Tarefas a realizar |
[1] Transcreva fielmente o trecho do excerto da página que começa nas palavras "Quem está no" e termina depois de "acção muito limitado.".
[2] Traduza para inglês a seguinte frase do excerto da página: "Há mulheres com filhos que não conseguem pagar a renda."
===== Excerto da página
Com a pandemia de covi-19, várias pessoas que se prostituem ficaram numa situação aflitiva. O MTS e várias organizações parceiras procuraram socorrê-las. O Grupo de Partilha d’A Vida recorreu até à plataforma Go Fund Me. Nessa busca, Maria Andrade disparou em todas as direcções. “Contactei a PPDM, o projecto EXIT. Já lhes fiz exposições por e-mail. Já escrevi na página deles: ‘Somos um grupo de partilha. Gostávamos que entrassem em contacto connosco.’ Não respondem. Há mulheres com filhos que não conseguem pagar a renda. Se existem estas instituições é agora que devem intervir. Isso é uma hipocrisia. Se querem ajudar devem trabalhar directamente connosco.”

“Ela [Maria Andrade] esteve num dos nossos webinars, mas não deu para debater”, diz, por seu lado, Ana Sofia Fernandes. “Também enviou mensagem a pedir ajuda concreta, material. Enquanto Plataforma Portuguesa dos Direitos das Mulheres, o nosso papel é influenciar políticas públicas, tentar mudá-las, não fazemos trabalho assistencial no terreno”, justifica.

Quem está no terreno a trabalhar com quem presta serviços sexuais são, sobretudo, organizações centradas em estratégias de redução de danos e minimização de riscos. Com uma lógica de saída estão duas parceiras do EXIT: a Associação O Ninho, em Lisboa, e a Ergue-te – Equipa de Intervenção Social, da Fundação Madre Sacramento das Irmãs Adoradoras, em Coimbra. E essas têm um raio de acção muito limitado.
==========
===== Excertos dos registos
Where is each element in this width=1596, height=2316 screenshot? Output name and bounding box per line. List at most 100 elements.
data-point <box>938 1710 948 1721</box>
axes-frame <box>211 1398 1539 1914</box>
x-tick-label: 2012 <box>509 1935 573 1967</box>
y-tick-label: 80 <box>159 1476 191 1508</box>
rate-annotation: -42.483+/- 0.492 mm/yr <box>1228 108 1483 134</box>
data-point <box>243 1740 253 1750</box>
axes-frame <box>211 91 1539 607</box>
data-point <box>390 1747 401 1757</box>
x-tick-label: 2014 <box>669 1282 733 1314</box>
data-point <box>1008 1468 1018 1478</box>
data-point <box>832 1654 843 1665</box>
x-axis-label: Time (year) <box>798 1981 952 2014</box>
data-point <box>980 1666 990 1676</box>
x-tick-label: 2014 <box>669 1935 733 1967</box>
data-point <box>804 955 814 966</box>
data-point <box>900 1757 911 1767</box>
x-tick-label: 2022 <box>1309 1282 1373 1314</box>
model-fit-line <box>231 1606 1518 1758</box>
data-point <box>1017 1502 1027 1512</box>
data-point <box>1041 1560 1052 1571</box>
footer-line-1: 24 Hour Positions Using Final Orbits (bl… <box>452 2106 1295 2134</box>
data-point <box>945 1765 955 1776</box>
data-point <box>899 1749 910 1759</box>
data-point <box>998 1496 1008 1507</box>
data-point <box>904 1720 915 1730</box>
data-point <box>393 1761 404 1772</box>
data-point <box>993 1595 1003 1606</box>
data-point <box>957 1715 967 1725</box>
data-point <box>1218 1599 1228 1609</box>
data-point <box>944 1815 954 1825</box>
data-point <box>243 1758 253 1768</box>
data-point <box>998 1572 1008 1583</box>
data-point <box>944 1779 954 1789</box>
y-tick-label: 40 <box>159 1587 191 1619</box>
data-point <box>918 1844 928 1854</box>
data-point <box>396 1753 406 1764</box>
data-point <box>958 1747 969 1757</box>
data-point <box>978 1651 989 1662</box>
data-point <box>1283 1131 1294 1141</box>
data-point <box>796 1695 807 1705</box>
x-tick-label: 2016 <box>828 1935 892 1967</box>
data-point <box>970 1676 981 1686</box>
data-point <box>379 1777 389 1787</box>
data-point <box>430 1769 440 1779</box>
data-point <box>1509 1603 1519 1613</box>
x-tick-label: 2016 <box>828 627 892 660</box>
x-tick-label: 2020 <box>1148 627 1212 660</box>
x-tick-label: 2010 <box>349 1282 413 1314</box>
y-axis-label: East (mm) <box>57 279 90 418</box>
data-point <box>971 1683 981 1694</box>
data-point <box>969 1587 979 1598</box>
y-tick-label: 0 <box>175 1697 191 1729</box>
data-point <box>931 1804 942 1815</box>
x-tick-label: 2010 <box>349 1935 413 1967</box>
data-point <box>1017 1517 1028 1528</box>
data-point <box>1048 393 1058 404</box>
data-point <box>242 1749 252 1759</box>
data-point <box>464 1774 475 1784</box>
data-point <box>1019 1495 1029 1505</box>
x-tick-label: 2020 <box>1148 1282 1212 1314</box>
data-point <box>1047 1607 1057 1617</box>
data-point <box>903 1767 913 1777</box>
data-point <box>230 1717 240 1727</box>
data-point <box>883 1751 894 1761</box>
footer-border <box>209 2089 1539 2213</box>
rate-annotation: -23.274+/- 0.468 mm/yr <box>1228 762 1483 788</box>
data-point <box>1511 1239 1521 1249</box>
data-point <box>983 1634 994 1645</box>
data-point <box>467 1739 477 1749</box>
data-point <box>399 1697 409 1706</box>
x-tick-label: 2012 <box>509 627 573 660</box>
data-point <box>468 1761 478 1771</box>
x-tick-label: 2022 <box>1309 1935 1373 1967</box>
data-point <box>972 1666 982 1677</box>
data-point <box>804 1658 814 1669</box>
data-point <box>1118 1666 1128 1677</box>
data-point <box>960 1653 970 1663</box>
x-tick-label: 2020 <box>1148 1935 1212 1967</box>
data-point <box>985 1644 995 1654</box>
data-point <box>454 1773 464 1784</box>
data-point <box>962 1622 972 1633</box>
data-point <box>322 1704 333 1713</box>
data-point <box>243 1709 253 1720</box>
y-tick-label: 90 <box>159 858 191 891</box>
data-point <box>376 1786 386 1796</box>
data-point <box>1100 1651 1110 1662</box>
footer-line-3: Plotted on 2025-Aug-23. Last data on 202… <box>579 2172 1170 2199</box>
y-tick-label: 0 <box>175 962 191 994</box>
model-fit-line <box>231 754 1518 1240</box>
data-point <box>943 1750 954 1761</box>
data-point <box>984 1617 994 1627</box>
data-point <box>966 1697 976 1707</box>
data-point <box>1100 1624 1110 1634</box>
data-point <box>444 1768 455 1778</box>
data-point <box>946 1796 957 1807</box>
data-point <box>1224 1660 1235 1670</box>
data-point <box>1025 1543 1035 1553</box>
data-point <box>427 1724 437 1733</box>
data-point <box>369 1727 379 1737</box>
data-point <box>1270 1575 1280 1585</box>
==========
Soluções |
[1]
Quem está no terreno a trabalhar com quem presta serviços sexuais são, sobretudo, organizações centradas em estratégias de redução de danos e minimização de riscos. Com uma lógica de saída estão duas parceiras do EXIT: a Associação O Ninho, em Lisboa, e a Ergue-te – Equipa de Intervenção Social, da Fundação Madre Sacramento das Irmãs Adoradoras, em Coimbra. E essas têm um raio de acção muito limitado.

[2] There are women with children who cannot pay the rent.